● **DATA SHOWN**
=-=-=
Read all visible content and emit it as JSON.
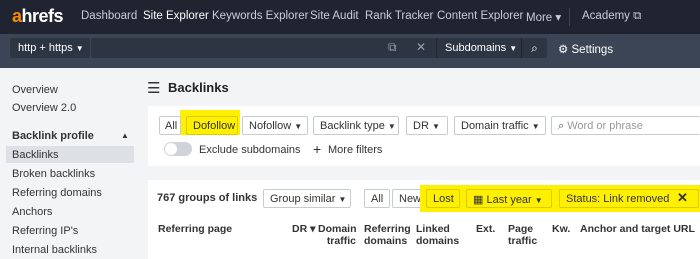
{
  "nav": {
    "logo": "hrefs",
    "logo_a": "a",
    "items": [
      "Dashboard",
      "Site Explorer",
      "Keywords Explorer",
      "Site Audit",
      "Rank Tracker",
      "Content Explorer",
      "More ▾",
      "Academy ⧉"
    ]
  },
  "toolbar": {
    "protocol": "http + https",
    "mode": "Subdomains",
    "settings": "Settings"
  },
  "sidebar": {
    "items": [
      "Overview",
      "Overview 2.0"
    ],
    "section": "Backlink profile",
    "section_items": [
      "Backlinks",
      "Broken backlinks",
      "Referring domains",
      "Anchors",
      "Referring IP's",
      "Internal backlinks"
    ]
  },
  "page": {
    "title": "Backlinks"
  },
  "filters": {
    "all": "All",
    "dofollow": "Dofollow",
    "nofollow": "Nofollow",
    "backlink_type": "Backlink type",
    "dr": "DR",
    "domain_traffic": "Domain traffic",
    "search_placeholder": "Word or phrase",
    "exclude_subdomains": "Exclude subdomains",
    "more_filters": "More filters"
  },
  "results": {
    "count_label": "767 groups of links",
    "group": "Group similar",
    "all": "All",
    "new": "New",
    "lost": "Lost",
    "period": "Last year",
    "status": "Status: Link removed"
  },
  "table": {
    "columns": [
      "Referring page",
      "DR ▾",
      "Domain traffic",
      "Referring domains",
      "Linked domains",
      "Ext.",
      "Page traffic",
      "Kw.",
      "Anchor and target URL"
    ]
  },
  "colors": {
    "nav_bg": "#1f2430",
    "toolbar_bg": "#3c4556",
    "highlight": "#ffef00",
    "logo_accent": "#ff8800"
  }
}
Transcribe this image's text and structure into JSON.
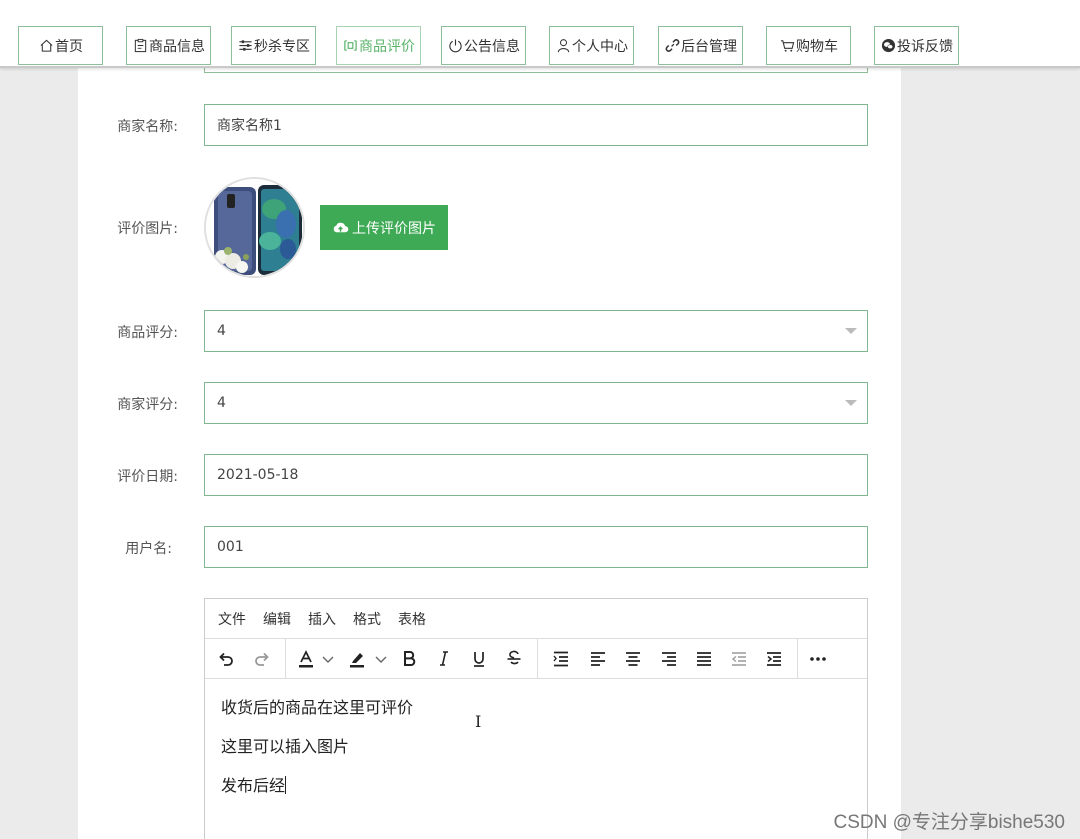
{
  "nav": [
    {
      "label": "首页",
      "icon": "home-icon"
    },
    {
      "label": "商品信息",
      "icon": "clipboard-icon"
    },
    {
      "label": "秒杀专区",
      "icon": "sliders-icon"
    },
    {
      "label": "商品评价",
      "icon": "comment-icon"
    },
    {
      "label": "公告信息",
      "icon": "power-icon"
    },
    {
      "label": "个人中心",
      "icon": "user-icon"
    },
    {
      "label": "后台管理",
      "icon": "link-icon"
    },
    {
      "label": "购物车",
      "icon": "cart-icon"
    },
    {
      "label": "投诉反馈",
      "icon": "wechat-icon"
    }
  ],
  "form": {
    "merchant_name": {
      "label": "商家名称:",
      "value": "商家名称1"
    },
    "review_image": {
      "label": "评价图片:",
      "upload_label": "上传评价图片"
    },
    "product_rating": {
      "label": "商品评分:",
      "value": "4"
    },
    "merchant_rating": {
      "label": "商家评分:",
      "value": "4"
    },
    "review_date": {
      "label": "评价日期:",
      "value": "2021-05-18"
    },
    "username": {
      "label": "用户名:",
      "value": "001"
    }
  },
  "editor": {
    "menus": [
      "文件",
      "编辑",
      "插入",
      "格式",
      "表格"
    ],
    "paragraphs": [
      "收货后的商品在这里可评价",
      "这里可以插入图片",
      "发布后经"
    ]
  },
  "watermark": "CSDN @专注分享bishe530",
  "colors": {
    "accent": "#3faa55",
    "border": "#7fb58e",
    "active_nav": "#59b36a"
  }
}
=-=-=
● **WHAT YOU NEED TO DO**
Take the records above and transcribe them exactly, dropping every picture.

● **PROBLEM SOLUTION**
Read all visible content and emit it as JSON.
{
  "nav": {
    "logo": "hrefs",
    "logo_a": "a",
    "items": [
      "Dashboard",
      "Site Explorer",
      "Keywords Explorer",
      "Site Audit",
      "Rank Tracker",
      "Content Explorer",
      "More ▾",
      "Academy ⧉"
    ]
  },
  "toolbar": {
    "protocol": "http + https",
    "mode": "Subdomains",
    "settings": "Settings"
  },
  "sidebar": {
    "items": [
      "Overview",
      "Overview 2.0"
    ],
    "section": "Backlink profile",
    "section_items": [
      "Backlinks",
      "Broken backlinks",
      "Referring domains",
      "Anchors",
      "Referring IP's",
      "Internal backlinks"
    ]
  },
  "page": {
    "title": "Backlinks"
  },
  "filters": {
    "all": "All",
    "dofollow": "Dofollow",
    "nofollow": "Nofollow",
    "backlink_type": "Backlink type",
    "dr": "DR",
    "domain_traffic": "Domain traffic",
    "search_placeholder": "Word or phrase",
    "exclude_subdomains": "Exclude subdomains",
    "more_filters": "More filters"
  },
  "results": {
    "count_label": "767 groups of links",
    "group": "Group similar",
    "all": "All",
    "new": "New",
    "lost": "Lost",
    "period": "Last year",
    "status": "Status: Link removed"
  },
  "table": {
    "columns": [
      "Referring page",
      "DR ▾",
      "Domain traffic",
      "Referring domains",
      "Linked domains",
      "Ext.",
      "Page traffic",
      "Kw.",
      "Anchor and target URL"
    ]
  },
  "colors": {
    "nav_bg": "#1f2430",
    "toolbar_bg": "#3c4556",
    "highlight": "#ffef00",
    "logo_accent": "#ff8800"
  }
}
Transcribe this image's text and structure into JSON.
{
  "nav": [
    {
      "label": "首页",
      "icon": "home-icon"
    },
    {
      "label": "商品信息",
      "icon": "clipboard-icon"
    },
    {
      "label": "秒杀专区",
      "icon": "sliders-icon"
    },
    {
      "label": "商品评价",
      "icon": "comment-icon"
    },
    {
      "label": "公告信息",
      "icon": "power-icon"
    },
    {
      "label": "个人中心",
      "icon": "user-icon"
    },
    {
      "label": "后台管理",
      "icon": "link-icon"
    },
    {
      "label": "购物车",
      "icon": "cart-icon"
    },
    {
      "label": "投诉反馈",
      "icon": "wechat-icon"
    }
  ],
  "form": {
    "merchant_name": {
      "label": "商家名称:",
      "value": "商家名称1"
    },
    "review_image": {
      "label": "评价图片:",
      "upload_label": "上传评价图片"
    },
    "product_rating": {
      "label": "商品评分:",
      "value": "4"
    },
    "merchant_rating": {
      "label": "商家评分:",
      "value": "4"
    },
    "review_date": {
      "label": "评价日期:",
      "value": "2021-05-18"
    },
    "username": {
      "label": "用户名:",
      "value": "001"
    }
  },
  "editor": {
    "menus": [
      "文件",
      "编辑",
      "插入",
      "格式",
      "表格"
    ],
    "paragraphs": [
      "收货后的商品在这里可评价",
      "这里可以插入图片",
      "发布后经"
    ]
  },
  "watermark": "CSDN @专注分享bishe530",
  "colors": {
    "accent": "#3faa55",
    "border": "#7fb58e",
    "active_nav": "#59b36a"
  }
}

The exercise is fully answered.